Start of Entries

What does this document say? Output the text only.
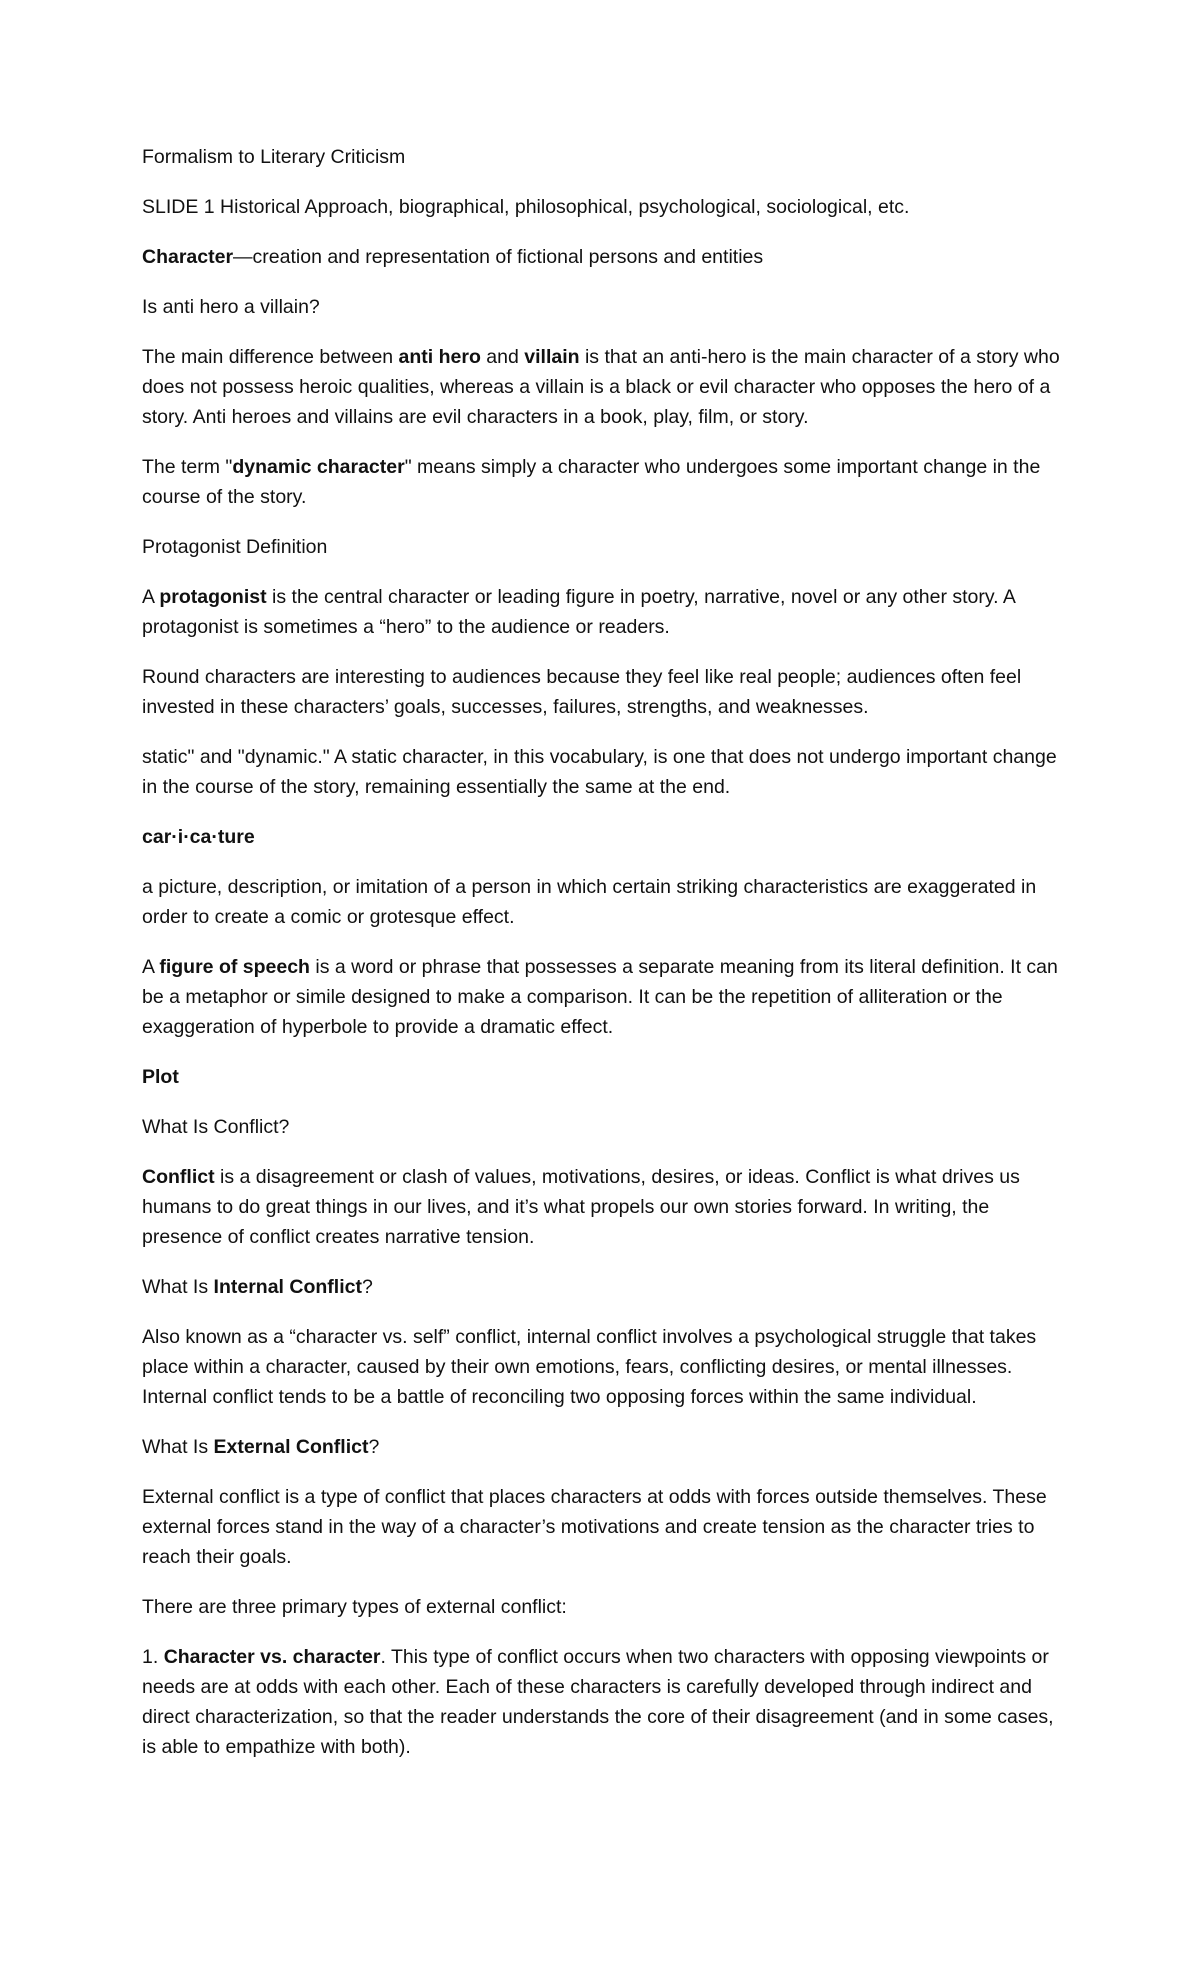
Formalism to Literary Criticism

SLIDE 1 Historical Approach, biographical, philosophical, psychological, sociological, etc.

Character—creation and representation of fictional persons and entities

Is anti hero a villain?

The main difference between anti hero and villain is that an anti-hero is the main character of a story who does not possess heroic qualities, whereas a villain is a black or evil character who opposes the hero of a story. Anti heroes and villains are evil characters in a book, play, film, or story.

The term "dynamic character" means simply a character who undergoes some important change in the course of the story.

Protagonist Definition

A protagonist is the central character or leading figure in poetry, narrative, novel or any other story. A protagonist is sometimes a “hero” to the audience or readers.

Round characters are interesting to audiences because they feel like real people; audiences often feel invested in these characters’ goals, successes, failures, strengths, and weaknesses.

static" and "dynamic." A static character, in this vocabulary, is one that does not undergo important change in the course of the story, remaining essentially the same at the end.

car·i·ca·ture

a picture, description, or imitation of a person in which certain striking characteristics are exaggerated in order to create a comic or grotesque effect.

A figure of speech is a word or phrase that possesses a separate meaning from its literal definition. It can be a metaphor or simile designed to make a comparison. It can be the repetition of alliteration or the exaggeration of hyperbole to provide a dramatic effect.

Plot

What Is Conflict?

Conflict is a disagreement or clash of values, motivations, desires, or ideas. Conflict is what drives us humans to do great things in our lives, and it’s what propels our own stories forward. In writing, the presence of conflict creates narrative tension.

What Is Internal Conflict?

Also known as a “character vs. self” conflict, internal conflict involves a psychological struggle that takes place within a character, caused by their own emotions, fears, conflicting desires, or mental illnesses. Internal conflict tends to be a battle of reconciling two opposing forces within the same individual.

What Is External Conflict?

External conflict is a type of conflict that places characters at odds with forces outside themselves. These external forces stand in the way of a character’s motivations and create tension as the character tries to reach their goals.

There are three primary types of external conflict:

1. Character vs. character. This type of conflict occurs when two characters with opposing viewpoints or needs are at odds with each other. Each of these characters is carefully developed through indirect and direct characterization, so that the reader understands the core of their disagreement (and in some cases, is able to empathize with both).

End of Entries

*Short exercise:*
Repeat each line of the records above exactly, but do not copy the pictures.

*Solution to this task:*
What does this document say? Output the text only.
Formalism to Literary Criticism

SLIDE 1 Historical Approach, biographical, philosophical, psychological, sociological, etc.

Character—creation and representation of fictional persons and entities

Is anti hero a villain?

The main difference between anti hero and villain is that an anti-hero is the main character of a story who does not possess heroic qualities, whereas a villain is a black or evil character who opposes the hero of a story. Anti heroes and villains are evil characters in a book, play, film, or story.

The term "dynamic character" means simply a character who undergoes some important change in the course of the story.

Protagonist Definition

A protagonist is the central character or leading figure in poetry, narrative, novel or any other story. A protagonist is sometimes a “hero” to the audience or readers.

Round characters are interesting to audiences because they feel like real people; audiences often feel invested in these characters’ goals, successes, failures, strengths, and weaknesses.

static" and "dynamic." A static character, in this vocabulary, is one that does not undergo important change in the course of the story, remaining essentially the same at the end.

car·i·ca·ture

a picture, description, or imitation of a person in which certain striking characteristics are exaggerated in order to create a comic or grotesque effect.

A figure of speech is a word or phrase that possesses a separate meaning from its literal definition. It can be a metaphor or simile designed to make a comparison. It can be the repetition of alliteration or the exaggeration of hyperbole to provide a dramatic effect.

Plot

What Is Conflict?

Conflict is a disagreement or clash of values, motivations, desires, or ideas. Conflict is what drives us humans to do great things in our lives, and it’s what propels our own stories forward. In writing, the presence of conflict creates narrative tension.

What Is Internal Conflict?

Also known as a “character vs. self” conflict, internal conflict involves a psychological struggle that takes place within a character, caused by their own emotions, fears, conflicting desires, or mental illnesses. Internal conflict tends to be a battle of reconciling two opposing forces within the same individual.

What Is External Conflict?

External conflict is a type of conflict that places characters at odds with forces outside themselves. These external forces stand in the way of a character’s motivations and create tension as the character tries to reach their goals.

There are three primary types of external conflict:

1. Character vs. character. This type of conflict occurs when two characters with opposing viewpoints or needs are at odds with each other. Each of these characters is carefully developed through indirect and direct characterization, so that the reader understands the core of their disagreement (and in some cases, is able to empathize with both).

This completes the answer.